-- DATA SECTION start --

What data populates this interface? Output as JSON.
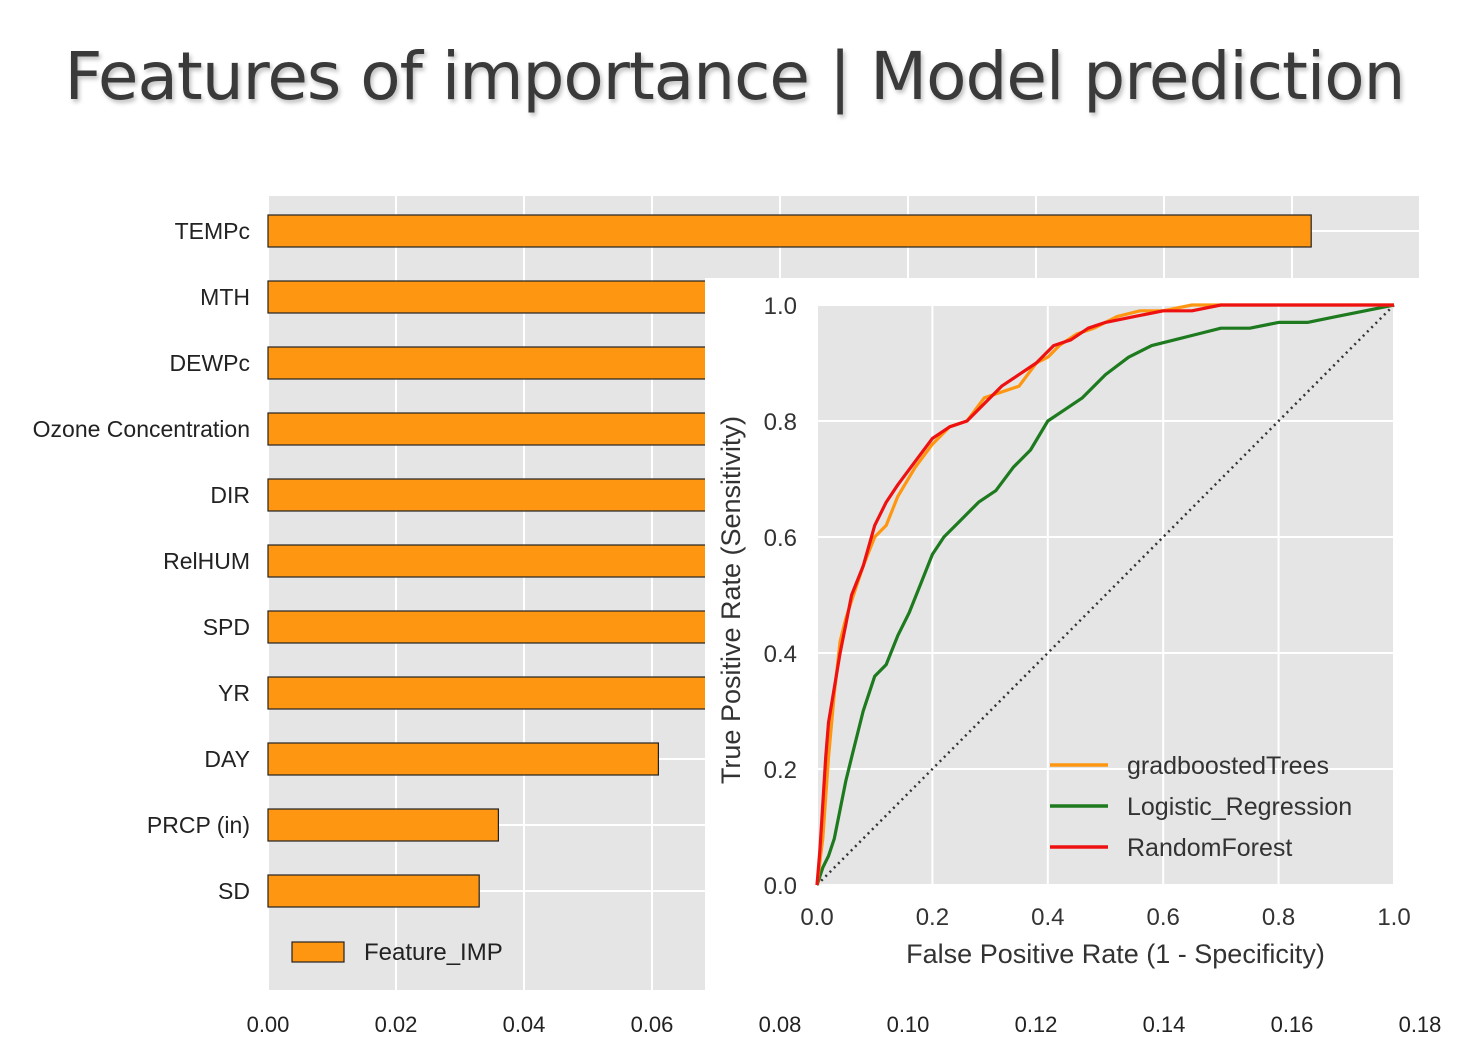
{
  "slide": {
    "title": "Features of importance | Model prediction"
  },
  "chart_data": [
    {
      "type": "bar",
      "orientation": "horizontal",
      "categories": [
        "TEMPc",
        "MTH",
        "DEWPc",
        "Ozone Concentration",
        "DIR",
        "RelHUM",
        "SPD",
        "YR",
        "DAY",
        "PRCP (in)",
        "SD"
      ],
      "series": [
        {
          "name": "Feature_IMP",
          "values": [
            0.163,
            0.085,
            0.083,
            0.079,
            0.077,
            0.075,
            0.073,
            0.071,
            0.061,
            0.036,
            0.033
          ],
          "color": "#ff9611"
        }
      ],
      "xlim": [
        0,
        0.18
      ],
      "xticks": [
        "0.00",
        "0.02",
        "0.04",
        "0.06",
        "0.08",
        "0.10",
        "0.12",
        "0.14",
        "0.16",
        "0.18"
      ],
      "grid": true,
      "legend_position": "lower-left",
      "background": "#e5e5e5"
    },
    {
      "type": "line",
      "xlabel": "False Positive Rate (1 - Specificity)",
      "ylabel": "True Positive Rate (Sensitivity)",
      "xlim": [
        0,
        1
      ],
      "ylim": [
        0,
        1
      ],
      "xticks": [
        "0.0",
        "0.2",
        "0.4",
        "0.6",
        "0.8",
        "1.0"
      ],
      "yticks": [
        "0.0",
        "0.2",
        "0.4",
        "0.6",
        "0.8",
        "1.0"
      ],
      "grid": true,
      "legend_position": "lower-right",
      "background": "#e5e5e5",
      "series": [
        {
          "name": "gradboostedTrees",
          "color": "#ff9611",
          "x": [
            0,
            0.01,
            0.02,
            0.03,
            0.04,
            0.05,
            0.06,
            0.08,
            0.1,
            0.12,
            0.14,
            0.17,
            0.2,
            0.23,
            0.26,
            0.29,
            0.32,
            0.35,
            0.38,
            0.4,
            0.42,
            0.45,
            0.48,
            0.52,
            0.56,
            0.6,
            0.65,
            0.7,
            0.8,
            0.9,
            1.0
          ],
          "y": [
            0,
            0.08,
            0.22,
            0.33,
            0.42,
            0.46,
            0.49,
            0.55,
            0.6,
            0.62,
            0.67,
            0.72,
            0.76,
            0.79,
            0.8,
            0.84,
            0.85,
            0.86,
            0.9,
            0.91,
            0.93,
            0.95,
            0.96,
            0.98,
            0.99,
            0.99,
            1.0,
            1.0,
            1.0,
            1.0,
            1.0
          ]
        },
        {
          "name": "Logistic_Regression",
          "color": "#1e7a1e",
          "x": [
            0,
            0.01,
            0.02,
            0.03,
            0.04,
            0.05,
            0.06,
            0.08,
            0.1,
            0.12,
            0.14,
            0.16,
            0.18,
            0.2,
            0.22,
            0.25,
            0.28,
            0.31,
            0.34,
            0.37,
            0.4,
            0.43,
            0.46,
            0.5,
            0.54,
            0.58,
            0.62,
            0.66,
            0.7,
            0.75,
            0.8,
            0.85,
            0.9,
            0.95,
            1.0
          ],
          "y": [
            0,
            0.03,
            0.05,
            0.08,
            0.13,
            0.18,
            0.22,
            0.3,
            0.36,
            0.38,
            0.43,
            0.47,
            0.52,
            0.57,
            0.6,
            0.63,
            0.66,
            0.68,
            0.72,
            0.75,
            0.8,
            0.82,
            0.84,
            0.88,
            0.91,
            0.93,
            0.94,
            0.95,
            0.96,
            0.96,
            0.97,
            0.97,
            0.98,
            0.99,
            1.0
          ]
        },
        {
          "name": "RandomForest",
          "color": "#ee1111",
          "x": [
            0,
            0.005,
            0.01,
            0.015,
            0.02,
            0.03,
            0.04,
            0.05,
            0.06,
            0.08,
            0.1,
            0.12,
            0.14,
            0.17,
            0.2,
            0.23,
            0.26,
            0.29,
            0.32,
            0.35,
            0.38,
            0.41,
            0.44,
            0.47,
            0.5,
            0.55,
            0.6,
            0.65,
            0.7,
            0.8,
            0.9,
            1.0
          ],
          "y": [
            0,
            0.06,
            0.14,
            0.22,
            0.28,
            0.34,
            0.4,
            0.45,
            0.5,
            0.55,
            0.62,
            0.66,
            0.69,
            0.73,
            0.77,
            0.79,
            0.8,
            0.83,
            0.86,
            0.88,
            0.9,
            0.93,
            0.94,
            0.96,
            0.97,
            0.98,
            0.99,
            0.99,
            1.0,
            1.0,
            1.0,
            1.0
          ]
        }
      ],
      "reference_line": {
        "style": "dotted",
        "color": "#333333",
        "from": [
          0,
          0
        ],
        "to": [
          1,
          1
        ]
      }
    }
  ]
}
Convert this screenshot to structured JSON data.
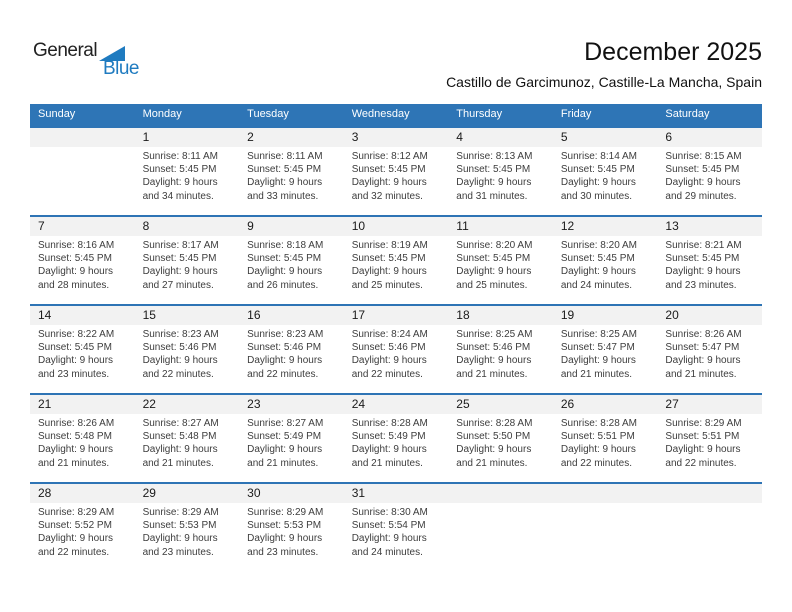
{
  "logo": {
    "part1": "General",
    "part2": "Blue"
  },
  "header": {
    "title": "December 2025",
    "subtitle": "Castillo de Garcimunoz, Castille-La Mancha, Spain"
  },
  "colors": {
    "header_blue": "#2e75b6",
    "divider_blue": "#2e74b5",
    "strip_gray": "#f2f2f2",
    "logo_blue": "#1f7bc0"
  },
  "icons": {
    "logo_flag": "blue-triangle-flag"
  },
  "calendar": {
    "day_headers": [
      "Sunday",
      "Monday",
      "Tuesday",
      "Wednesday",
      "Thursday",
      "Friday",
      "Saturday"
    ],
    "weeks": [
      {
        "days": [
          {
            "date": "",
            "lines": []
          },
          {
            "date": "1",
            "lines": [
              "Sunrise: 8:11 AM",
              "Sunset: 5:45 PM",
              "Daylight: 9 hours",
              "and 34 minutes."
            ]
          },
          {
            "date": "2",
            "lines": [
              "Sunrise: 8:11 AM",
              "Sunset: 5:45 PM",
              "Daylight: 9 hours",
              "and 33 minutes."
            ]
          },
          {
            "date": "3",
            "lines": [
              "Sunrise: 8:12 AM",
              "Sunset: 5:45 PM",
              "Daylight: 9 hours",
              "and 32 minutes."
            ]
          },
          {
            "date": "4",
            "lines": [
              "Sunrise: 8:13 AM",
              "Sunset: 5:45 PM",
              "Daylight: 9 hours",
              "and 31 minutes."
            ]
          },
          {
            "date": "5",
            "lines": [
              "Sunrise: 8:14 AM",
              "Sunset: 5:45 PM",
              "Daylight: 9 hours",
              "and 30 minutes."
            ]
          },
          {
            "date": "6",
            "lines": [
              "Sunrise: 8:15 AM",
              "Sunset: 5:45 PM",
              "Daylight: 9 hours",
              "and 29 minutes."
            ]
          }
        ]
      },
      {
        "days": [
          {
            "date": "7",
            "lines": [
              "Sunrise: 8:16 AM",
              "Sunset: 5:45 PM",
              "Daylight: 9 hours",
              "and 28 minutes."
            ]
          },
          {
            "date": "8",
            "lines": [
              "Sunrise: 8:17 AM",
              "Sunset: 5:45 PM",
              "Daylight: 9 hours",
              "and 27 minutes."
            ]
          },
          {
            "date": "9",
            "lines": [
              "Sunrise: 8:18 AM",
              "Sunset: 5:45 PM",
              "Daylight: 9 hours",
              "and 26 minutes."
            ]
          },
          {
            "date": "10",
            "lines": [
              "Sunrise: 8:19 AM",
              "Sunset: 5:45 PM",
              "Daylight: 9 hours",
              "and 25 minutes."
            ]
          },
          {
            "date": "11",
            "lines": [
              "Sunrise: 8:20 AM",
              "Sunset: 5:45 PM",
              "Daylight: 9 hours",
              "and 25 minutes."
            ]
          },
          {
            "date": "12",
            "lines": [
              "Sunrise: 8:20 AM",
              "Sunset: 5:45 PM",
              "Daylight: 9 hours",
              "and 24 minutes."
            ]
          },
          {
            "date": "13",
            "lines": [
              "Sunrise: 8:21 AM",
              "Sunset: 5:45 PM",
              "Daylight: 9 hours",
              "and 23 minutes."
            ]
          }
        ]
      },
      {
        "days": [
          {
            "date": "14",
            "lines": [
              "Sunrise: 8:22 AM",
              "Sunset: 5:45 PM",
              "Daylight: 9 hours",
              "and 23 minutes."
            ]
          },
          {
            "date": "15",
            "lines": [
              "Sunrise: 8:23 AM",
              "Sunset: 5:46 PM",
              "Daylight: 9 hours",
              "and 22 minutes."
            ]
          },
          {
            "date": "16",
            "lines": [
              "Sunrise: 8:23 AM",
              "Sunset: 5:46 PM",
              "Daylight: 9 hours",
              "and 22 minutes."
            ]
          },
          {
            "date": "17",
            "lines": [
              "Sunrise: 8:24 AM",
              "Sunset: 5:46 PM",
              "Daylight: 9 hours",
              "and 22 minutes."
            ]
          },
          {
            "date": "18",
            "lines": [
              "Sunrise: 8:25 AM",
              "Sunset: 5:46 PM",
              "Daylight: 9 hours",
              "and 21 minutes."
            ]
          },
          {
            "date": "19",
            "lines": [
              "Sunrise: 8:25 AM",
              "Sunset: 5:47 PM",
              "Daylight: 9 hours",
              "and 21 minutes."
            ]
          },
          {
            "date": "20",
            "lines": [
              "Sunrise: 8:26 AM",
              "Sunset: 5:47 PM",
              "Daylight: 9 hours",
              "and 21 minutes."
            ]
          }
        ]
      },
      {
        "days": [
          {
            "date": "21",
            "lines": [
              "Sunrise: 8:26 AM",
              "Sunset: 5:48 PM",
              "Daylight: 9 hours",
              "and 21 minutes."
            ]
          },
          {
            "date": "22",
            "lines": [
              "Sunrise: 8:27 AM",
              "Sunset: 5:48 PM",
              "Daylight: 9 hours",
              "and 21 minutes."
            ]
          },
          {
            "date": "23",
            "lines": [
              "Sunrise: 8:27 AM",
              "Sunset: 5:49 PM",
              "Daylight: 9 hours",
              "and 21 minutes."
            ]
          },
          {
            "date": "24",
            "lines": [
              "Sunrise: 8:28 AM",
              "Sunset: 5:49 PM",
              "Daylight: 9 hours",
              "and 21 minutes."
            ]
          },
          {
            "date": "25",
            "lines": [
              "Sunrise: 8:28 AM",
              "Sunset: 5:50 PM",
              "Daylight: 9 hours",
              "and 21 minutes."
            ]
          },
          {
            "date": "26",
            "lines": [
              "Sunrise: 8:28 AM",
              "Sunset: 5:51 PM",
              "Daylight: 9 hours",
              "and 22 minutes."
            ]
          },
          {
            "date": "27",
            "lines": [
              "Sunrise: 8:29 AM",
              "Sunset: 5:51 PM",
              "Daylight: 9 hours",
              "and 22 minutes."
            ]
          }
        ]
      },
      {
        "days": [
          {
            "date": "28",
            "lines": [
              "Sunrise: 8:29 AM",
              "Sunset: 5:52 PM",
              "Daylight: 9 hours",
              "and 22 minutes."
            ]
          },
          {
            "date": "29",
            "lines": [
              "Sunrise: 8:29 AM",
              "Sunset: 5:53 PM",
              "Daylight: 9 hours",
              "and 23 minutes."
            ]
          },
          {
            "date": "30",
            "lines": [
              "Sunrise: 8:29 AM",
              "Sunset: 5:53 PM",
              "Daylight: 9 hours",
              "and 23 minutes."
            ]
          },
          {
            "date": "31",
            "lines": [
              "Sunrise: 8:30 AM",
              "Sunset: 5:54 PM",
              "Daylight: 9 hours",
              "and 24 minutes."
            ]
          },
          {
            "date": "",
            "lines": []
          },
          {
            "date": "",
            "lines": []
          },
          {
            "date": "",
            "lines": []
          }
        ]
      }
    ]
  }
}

-- DATA SECTION end --

## WHAT YOU HAVE TO DO
Check each line of the records for the string "background" and state how many lines contain it. Give only the number.

## FINISHED TASK
2